Instructions to follow:
Extract each record and reproduce it exactly.

Lines of data:
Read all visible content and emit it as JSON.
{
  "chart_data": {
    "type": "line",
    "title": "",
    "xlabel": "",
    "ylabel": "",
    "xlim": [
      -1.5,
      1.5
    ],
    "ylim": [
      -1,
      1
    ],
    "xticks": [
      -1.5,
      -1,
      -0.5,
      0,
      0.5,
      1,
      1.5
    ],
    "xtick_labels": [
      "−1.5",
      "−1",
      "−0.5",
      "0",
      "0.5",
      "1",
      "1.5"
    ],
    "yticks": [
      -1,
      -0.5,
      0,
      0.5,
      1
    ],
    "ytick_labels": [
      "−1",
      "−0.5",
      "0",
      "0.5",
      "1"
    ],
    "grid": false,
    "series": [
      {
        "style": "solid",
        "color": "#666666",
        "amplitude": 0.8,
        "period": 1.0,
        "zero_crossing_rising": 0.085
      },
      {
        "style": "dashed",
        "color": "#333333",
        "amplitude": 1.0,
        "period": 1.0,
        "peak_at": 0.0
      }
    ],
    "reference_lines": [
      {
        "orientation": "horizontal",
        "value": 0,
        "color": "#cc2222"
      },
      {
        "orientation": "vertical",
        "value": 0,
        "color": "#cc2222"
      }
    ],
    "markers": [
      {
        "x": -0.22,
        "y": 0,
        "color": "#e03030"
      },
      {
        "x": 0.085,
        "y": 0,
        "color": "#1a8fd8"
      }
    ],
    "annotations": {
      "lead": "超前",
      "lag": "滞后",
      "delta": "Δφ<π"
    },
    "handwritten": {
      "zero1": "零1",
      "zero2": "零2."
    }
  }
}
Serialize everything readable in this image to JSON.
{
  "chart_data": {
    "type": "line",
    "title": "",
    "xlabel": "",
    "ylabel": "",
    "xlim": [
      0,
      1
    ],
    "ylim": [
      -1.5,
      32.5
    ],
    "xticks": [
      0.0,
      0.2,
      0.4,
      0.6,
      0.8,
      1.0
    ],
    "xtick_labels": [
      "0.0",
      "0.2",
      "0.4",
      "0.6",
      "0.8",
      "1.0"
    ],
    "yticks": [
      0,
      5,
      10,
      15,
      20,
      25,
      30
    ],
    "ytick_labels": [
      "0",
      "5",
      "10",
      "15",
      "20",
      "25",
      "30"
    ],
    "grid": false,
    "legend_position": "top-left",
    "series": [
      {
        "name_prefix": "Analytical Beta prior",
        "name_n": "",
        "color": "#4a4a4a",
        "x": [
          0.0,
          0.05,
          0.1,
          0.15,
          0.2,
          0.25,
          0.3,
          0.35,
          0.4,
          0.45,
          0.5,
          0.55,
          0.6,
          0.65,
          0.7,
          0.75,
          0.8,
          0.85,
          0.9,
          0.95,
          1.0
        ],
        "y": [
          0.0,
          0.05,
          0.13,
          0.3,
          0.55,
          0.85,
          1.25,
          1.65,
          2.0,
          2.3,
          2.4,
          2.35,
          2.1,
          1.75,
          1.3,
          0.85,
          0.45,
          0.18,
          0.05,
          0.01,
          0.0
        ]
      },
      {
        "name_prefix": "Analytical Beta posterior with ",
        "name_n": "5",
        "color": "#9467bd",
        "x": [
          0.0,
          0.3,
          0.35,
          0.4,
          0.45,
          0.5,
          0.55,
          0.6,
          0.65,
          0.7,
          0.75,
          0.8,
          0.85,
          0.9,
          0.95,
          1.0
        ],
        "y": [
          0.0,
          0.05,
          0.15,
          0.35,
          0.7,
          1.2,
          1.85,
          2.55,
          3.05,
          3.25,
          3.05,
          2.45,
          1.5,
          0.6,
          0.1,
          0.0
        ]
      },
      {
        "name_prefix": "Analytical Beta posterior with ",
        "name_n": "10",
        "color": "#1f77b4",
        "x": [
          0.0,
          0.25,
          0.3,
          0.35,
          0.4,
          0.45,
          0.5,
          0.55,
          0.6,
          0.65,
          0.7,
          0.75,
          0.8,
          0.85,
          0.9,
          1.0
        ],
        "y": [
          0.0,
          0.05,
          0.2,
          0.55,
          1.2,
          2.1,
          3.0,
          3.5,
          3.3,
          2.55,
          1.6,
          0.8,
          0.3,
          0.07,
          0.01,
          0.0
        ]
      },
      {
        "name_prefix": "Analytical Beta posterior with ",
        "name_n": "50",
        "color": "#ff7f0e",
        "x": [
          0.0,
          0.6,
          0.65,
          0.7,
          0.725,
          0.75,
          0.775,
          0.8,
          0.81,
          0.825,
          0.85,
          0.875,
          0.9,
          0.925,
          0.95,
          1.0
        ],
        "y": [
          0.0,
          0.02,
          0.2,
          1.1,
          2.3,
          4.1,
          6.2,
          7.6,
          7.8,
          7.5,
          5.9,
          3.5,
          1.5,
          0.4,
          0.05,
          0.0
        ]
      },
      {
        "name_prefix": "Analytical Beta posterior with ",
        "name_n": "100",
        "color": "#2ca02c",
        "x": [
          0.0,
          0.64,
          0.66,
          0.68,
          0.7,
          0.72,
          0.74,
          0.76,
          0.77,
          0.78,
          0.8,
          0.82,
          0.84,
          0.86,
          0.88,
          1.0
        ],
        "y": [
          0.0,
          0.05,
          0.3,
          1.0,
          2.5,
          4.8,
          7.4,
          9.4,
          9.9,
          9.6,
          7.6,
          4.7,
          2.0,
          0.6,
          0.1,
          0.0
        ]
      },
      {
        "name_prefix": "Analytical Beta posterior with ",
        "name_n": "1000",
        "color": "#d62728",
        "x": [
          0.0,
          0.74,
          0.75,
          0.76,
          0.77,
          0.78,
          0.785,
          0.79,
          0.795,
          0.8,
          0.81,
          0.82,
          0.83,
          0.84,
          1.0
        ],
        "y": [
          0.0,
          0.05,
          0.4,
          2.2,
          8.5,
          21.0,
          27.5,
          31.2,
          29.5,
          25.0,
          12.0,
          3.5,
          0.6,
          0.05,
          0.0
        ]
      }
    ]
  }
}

Reply to the task:
Read all visible content and emit it as JSON.
{
  "chart_data": {
    "type": "line",
    "title": "",
    "xlabel": "",
    "ylabel": "",
    "xlim": [
      -1.5,
      1.5
    ],
    "ylim": [
      -1,
      1
    ],
    "xticks": [
      -1.5,
      -1,
      -0.5,
      0,
      0.5,
      1,
      1.5
    ],
    "xtick_labels": [
      "−1.5",
      "−1",
      "−0.5",
      "0",
      "0.5",
      "1",
      "1.5"
    ],
    "yticks": [
      -1,
      -0.5,
      0,
      0.5,
      1
    ],
    "ytick_labels": [
      "−1",
      "−0.5",
      "0",
      "0.5",
      "1"
    ],
    "grid": false,
    "series": [
      {
        "style": "solid",
        "color": "#666666",
        "amplitude": 0.8,
        "period": 1.0,
        "zero_crossing_rising": 0.085
      },
      {
        "style": "dashed",
        "color": "#333333",
        "amplitude": 1.0,
        "period": 1.0,
        "peak_at": 0.0
      }
    ],
    "reference_lines": [
      {
        "orientation": "horizontal",
        "value": 0,
        "color": "#cc2222"
      },
      {
        "orientation": "vertical",
        "value": 0,
        "color": "#cc2222"
      }
    ],
    "markers": [
      {
        "x": -0.22,
        "y": 0,
        "color": "#e03030"
      },
      {
        "x": 0.085,
        "y": 0,
        "color": "#1a8fd8"
      }
    ],
    "annotations": {
      "lead": "超前",
      "lag": "滞后",
      "delta": "Δφ<π"
    },
    "handwritten": {
      "zero1": "零1",
      "zero2": "零2."
    }
  }
}
Serialize everything readable in this image to JSON.
{
  "chart_data": {
    "type": "line",
    "title": "",
    "xlabel": "",
    "ylabel": "",
    "xlim": [
      0,
      1
    ],
    "ylim": [
      -1.5,
      32.5
    ],
    "xticks": [
      0.0,
      0.2,
      0.4,
      0.6,
      0.8,
      1.0
    ],
    "xtick_labels": [
      "0.0",
      "0.2",
      "0.4",
      "0.6",
      "0.8",
      "1.0"
    ],
    "yticks": [
      0,
      5,
      10,
      15,
      20,
      25,
      30
    ],
    "ytick_labels": [
      "0",
      "5",
      "10",
      "15",
      "20",
      "25",
      "30"
    ],
    "grid": false,
    "legend_position": "top-left",
    "series": [
      {
        "name_prefix": "Analytical Beta prior",
        "name_n": "",
        "color": "#4a4a4a",
        "x": [
          0.0,
          0.05,
          0.1,
          0.15,
          0.2,
          0.25,
          0.3,
          0.35,
          0.4,
          0.45,
          0.5,
          0.55,
          0.6,
          0.65,
          0.7,
          0.75,
          0.8,
          0.85,
          0.9,
          0.95,
          1.0
        ],
        "y": [
          0.0,
          0.05,
          0.13,
          0.3,
          0.55,
          0.85,
          1.25,
          1.65,
          2.0,
          2.3,
          2.4,
          2.35,
          2.1,
          1.75,
          1.3,
          0.85,
          0.45,
          0.18,
          0.05,
          0.01,
          0.0
        ]
      },
      {
        "name_prefix": "Analytical Beta posterior with ",
        "name_n": "5",
        "color": "#9467bd",
        "x": [
          0.0,
          0.3,
          0.35,
          0.4,
          0.45,
          0.5,
          0.55,
          0.6,
          0.65,
          0.7,
          0.75,
          0.8,
          0.85,
          0.9,
          0.95,
          1.0
        ],
        "y": [
          0.0,
          0.05,
          0.15,
          0.35,
          0.7,
          1.2,
          1.85,
          2.55,
          3.05,
          3.25,
          3.05,
          2.45,
          1.5,
          0.6,
          0.1,
          0.0
        ]
      },
      {
        "name_prefix": "Analytical Beta posterior with ",
        "name_n": "10",
        "color": "#1f77b4",
        "x": [
          0.0,
          0.25,
          0.3,
          0.35,
          0.4,
          0.45,
          0.5,
          0.55,
          0.6,
          0.65,
          0.7,
          0.75,
          0.8,
          0.85,
          0.9,
          1.0
        ],
        "y": [
          0.0,
          0.05,
          0.2,
          0.55,
          1.2,
          2.1,
          3.0,
          3.5,
          3.3,
          2.55,
          1.6,
          0.8,
          0.3,
          0.07,
          0.01,
          0.0
        ]
      },
      {
        "name_prefix": "Analytical Beta posterior with ",
        "name_n": "50",
        "color": "#ff7f0e",
        "x": [
          0.0,
          0.6,
          0.65,
          0.7,
          0.725,
          0.75,
          0.775,
          0.8,
          0.81,
          0.825,
          0.85,
          0.875,
          0.9,
          0.925,
          0.95,
          1.0
        ],
        "y": [
          0.0,
          0.02,
          0.2,
          1.1,
          2.3,
          4.1,
          6.2,
          7.6,
          7.8,
          7.5,
          5.9,
          3.5,
          1.5,
          0.4,
          0.05,
          0.0
        ]
      },
      {
        "name_prefix": "Analytical Beta posterior with ",
        "name_n": "100",
        "color": "#2ca02c",
        "x": [
          0.0,
          0.64,
          0.66,
          0.68,
          0.7,
          0.72,
          0.74,
          0.76,
          0.77,
          0.78,
          0.8,
          0.82,
          0.84,
          0.86,
          0.88,
          1.0
        ],
        "y": [
          0.0,
          0.05,
          0.3,
          1.0,
          2.5,
          4.8,
          7.4,
          9.4,
          9.9,
          9.6,
          7.6,
          4.7,
          2.0,
          0.6,
          0.1,
          0.0
        ]
      },
      {
        "name_prefix": "Analytical Beta posterior with ",
        "name_n": "1000",
        "color": "#d62728",
        "x": [
          0.0,
          0.74,
          0.75,
          0.76,
          0.77,
          0.78,
          0.785,
          0.79,
          0.795,
          0.8,
          0.81,
          0.82,
          0.83,
          0.84,
          1.0
        ],
        "y": [
          0.0,
          0.05,
          0.4,
          2.2,
          8.5,
          21.0,
          27.5,
          31.2,
          29.5,
          25.0,
          12.0,
          3.5,
          0.6,
          0.05,
          0.0
        ]
      }
    ]
  }
}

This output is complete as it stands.